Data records
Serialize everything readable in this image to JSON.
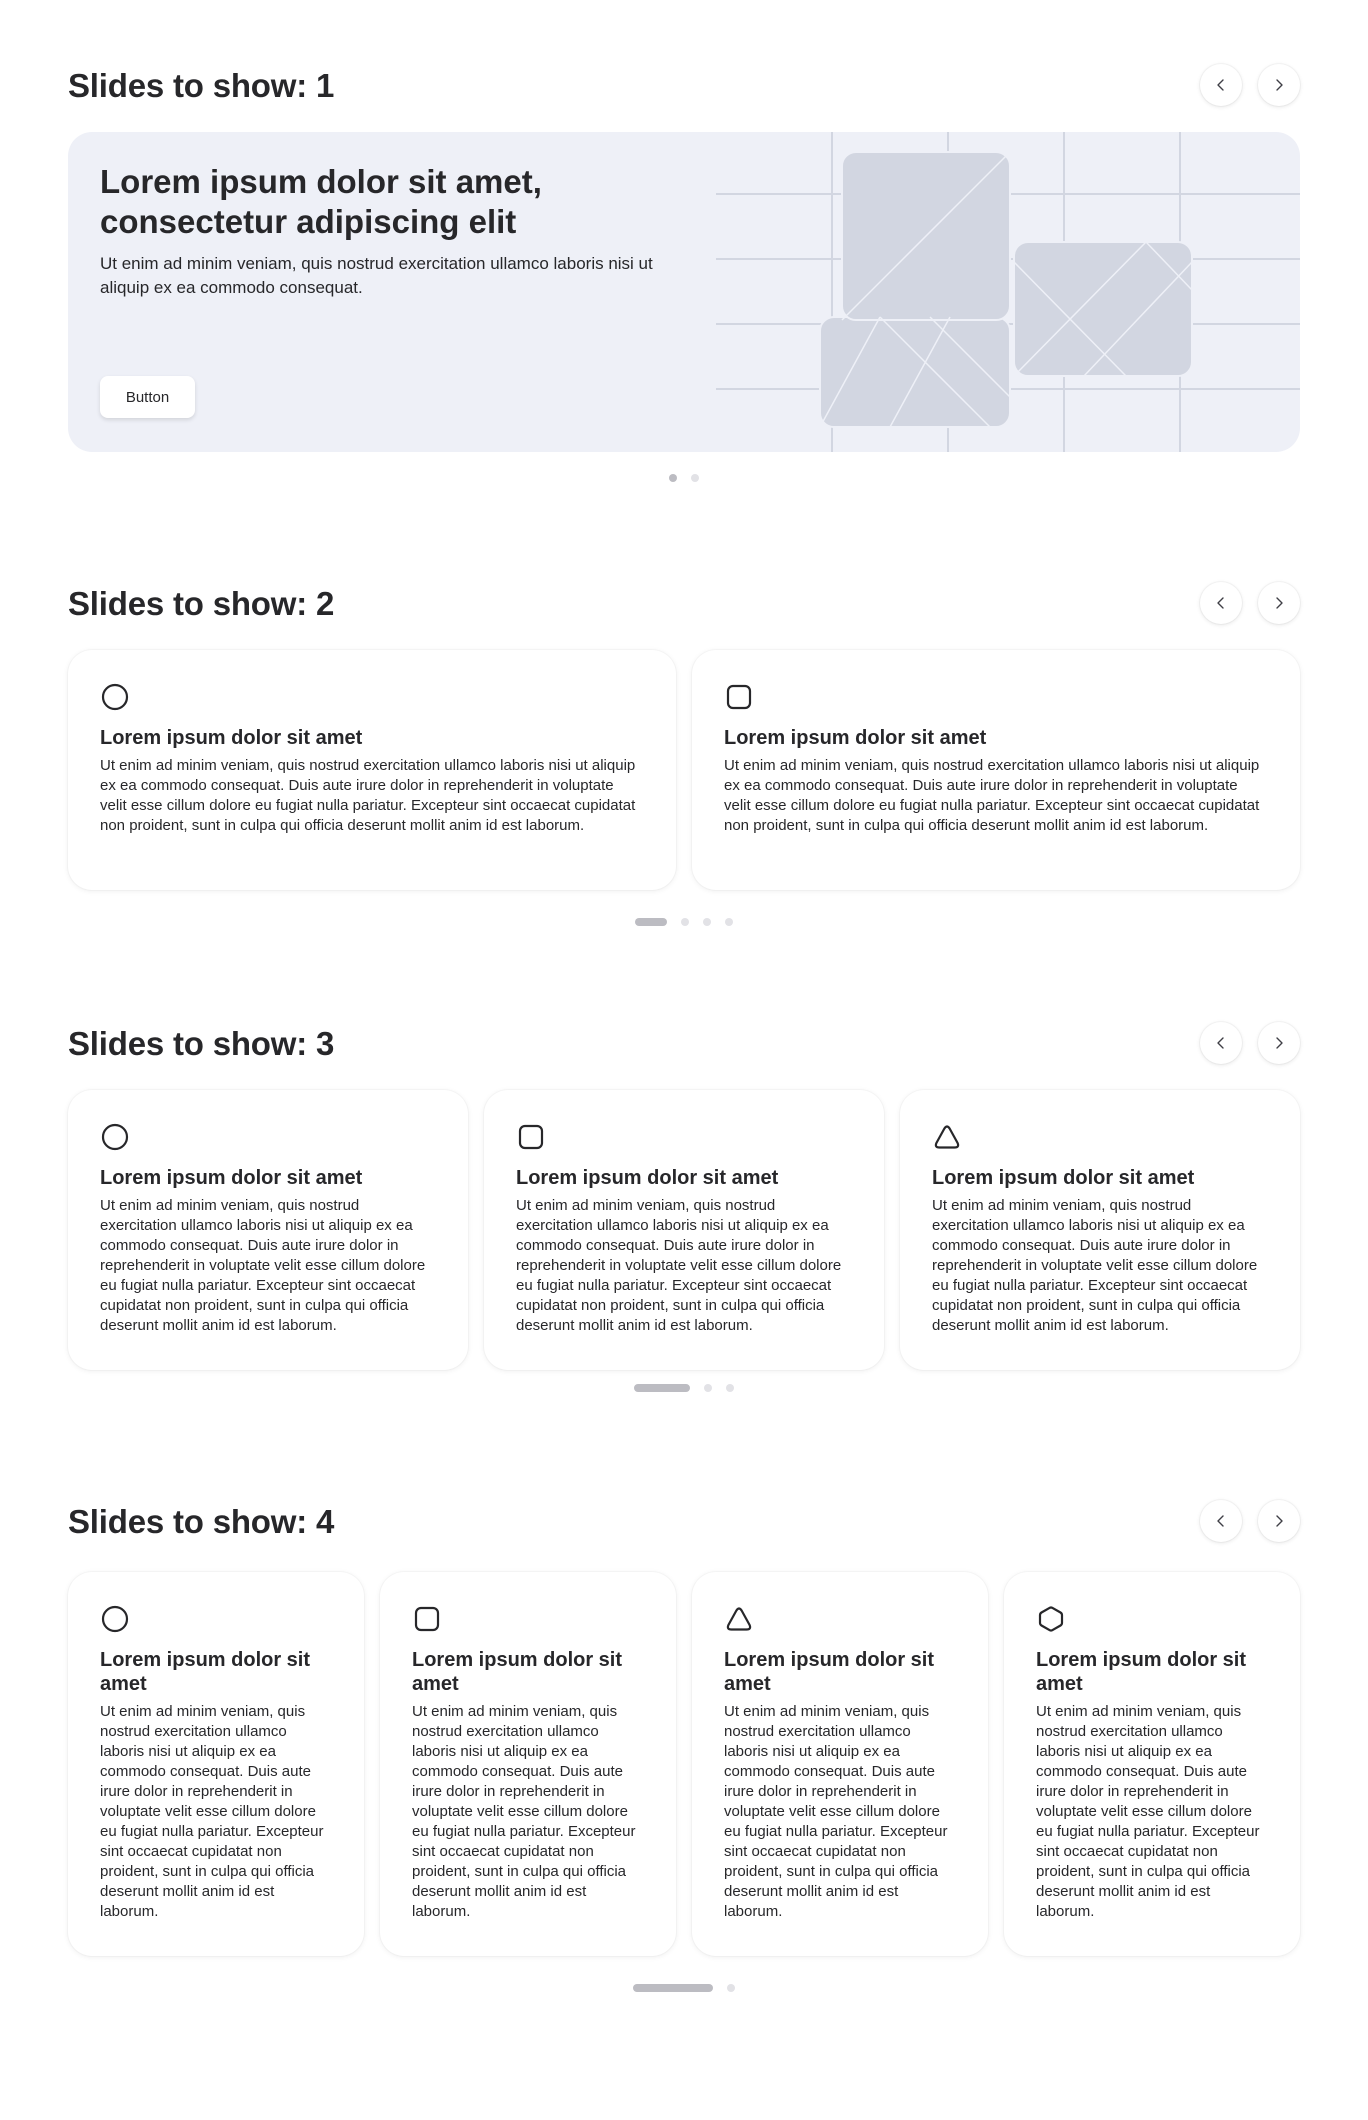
{
  "icons": {
    "prev": "chevron-left-icon",
    "next": "chevron-right-icon",
    "shapes": [
      "circle-icon",
      "square-icon",
      "triangle-icon",
      "hexagon-icon"
    ]
  },
  "colors": {
    "hero_bg": "#eef0f7",
    "dot_active": "#bcbcc2",
    "dot_inactive": "#e2e2e6",
    "text": "#27272a"
  },
  "sections": [
    {
      "title": "Slides to show: 1",
      "hero": {
        "title": "Lorem ipsum dolor sit amet, consectetur adipiscing elit",
        "description": "Ut enim ad minim veniam, quis nostrud exercitation ullamco laboris nisi ut aliquip ex ea commodo consequat.",
        "button": "Button"
      },
      "dots": {
        "count": 2,
        "active": 1
      }
    },
    {
      "title": "Slides to show: 2",
      "cards": [
        {
          "icon": "circle-icon",
          "title": "Lorem ipsum dolor sit amet",
          "text": "Ut enim ad minim veniam, quis nostrud exercitation ullamco laboris nisi ut aliquip ex ea commodo consequat. Duis aute irure dolor in reprehenderit in voluptate velit esse cillum dolore eu fugiat nulla pariatur. Excepteur sint occaecat cupidatat non proident, sunt in culpa qui officia deserunt mollit anim id est laborum."
        },
        {
          "icon": "square-icon",
          "title": "Lorem ipsum dolor sit amet",
          "text": "Ut enim ad minim veniam, quis nostrud exercitation ullamco laboris nisi ut aliquip ex ea commodo consequat. Duis aute irure dolor in reprehenderit in voluptate velit esse cillum dolore eu fugiat nulla pariatur. Excepteur sint occaecat cupidatat non proident, sunt in culpa qui officia deserunt mollit anim id est laborum."
        }
      ],
      "dots": {
        "count": 4,
        "active": 1
      }
    },
    {
      "title": "Slides to show: 3",
      "cards": [
        {
          "icon": "circle-icon",
          "title": "Lorem ipsum dolor sit amet",
          "text": "Ut enim ad minim veniam, quis nostrud exercitation ullamco laboris nisi ut aliquip ex ea commodo consequat. Duis aute irure dolor in reprehenderit in voluptate velit esse cillum dolore eu fugiat nulla pariatur. Excepteur sint occaecat cupidatat non proident, sunt in culpa qui officia deserunt mollit anim id est laborum."
        },
        {
          "icon": "square-icon",
          "title": "Lorem ipsum dolor sit amet",
          "text": "Ut enim ad minim veniam, quis nostrud exercitation ullamco laboris nisi ut aliquip ex ea commodo consequat. Duis aute irure dolor in reprehenderit in voluptate velit esse cillum dolore eu fugiat nulla pariatur. Excepteur sint occaecat cupidatat non proident, sunt in culpa qui officia deserunt mollit anim id est laborum."
        },
        {
          "icon": "triangle-icon",
          "title": "Lorem ipsum dolor sit amet",
          "text": "Ut enim ad minim veniam, quis nostrud exercitation ullamco laboris nisi ut aliquip ex ea commodo consequat. Duis aute irure dolor in reprehenderit in voluptate velit esse cillum dolore eu fugiat nulla pariatur. Excepteur sint occaecat cupidatat non proident, sunt in culpa qui officia deserunt mollit anim id est laborum."
        }
      ],
      "dots": {
        "count": 3,
        "active": 1
      }
    },
    {
      "title": "Slides to show: 4",
      "cards": [
        {
          "icon": "circle-icon",
          "title": "Lorem ipsum dolor sit amet",
          "text": "Ut enim ad minim veniam, quis nostrud exercitation ullamco laboris nisi ut aliquip ex ea commodo consequat. Duis aute irure dolor in reprehenderit in voluptate velit esse cillum dolore eu fugiat nulla pariatur. Excepteur sint occaecat cupidatat non proident, sunt in culpa qui officia deserunt mollit anim id est laborum."
        },
        {
          "icon": "square-icon",
          "title": "Lorem ipsum dolor sit amet",
          "text": "Ut enim ad minim veniam, quis nostrud exercitation ullamco laboris nisi ut aliquip ex ea commodo consequat. Duis aute irure dolor in reprehenderit in voluptate velit esse cillum dolore eu fugiat nulla pariatur. Excepteur sint occaecat cupidatat non proident, sunt in culpa qui officia deserunt mollit anim id est laborum."
        },
        {
          "icon": "triangle-icon",
          "title": "Lorem ipsum dolor sit amet",
          "text": "Ut enim ad minim veniam, quis nostrud exercitation ullamco laboris nisi ut aliquip ex ea commodo consequat. Duis aute irure dolor in reprehenderit in voluptate velit esse cillum dolore eu fugiat nulla pariatur. Excepteur sint occaecat cupidatat non proident, sunt in culpa qui officia deserunt mollit anim id est laborum."
        },
        {
          "icon": "hexagon-icon",
          "title": "Lorem ipsum dolor sit amet",
          "text": "Ut enim ad minim veniam, quis nostrud exercitation ullamco laboris nisi ut aliquip ex ea commodo consequat. Duis aute irure dolor in reprehenderit in voluptate velit esse cillum dolore eu fugiat nulla pariatur. Excepteur sint occaecat cupidatat non proident, sunt in culpa qui officia deserunt mollit anim id est laborum."
        }
      ],
      "dots": {
        "count": 2,
        "active": 1
      }
    }
  ]
}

— Your objective —
Within the listing above, find every line containing the string "Slides" and return it.

— Solution for this problem —
      "title": "Slides to show: 1",
      "title": "Slides to show: 2",
      "title": "Slides to show: 3",
      "title": "Slides to show: 4",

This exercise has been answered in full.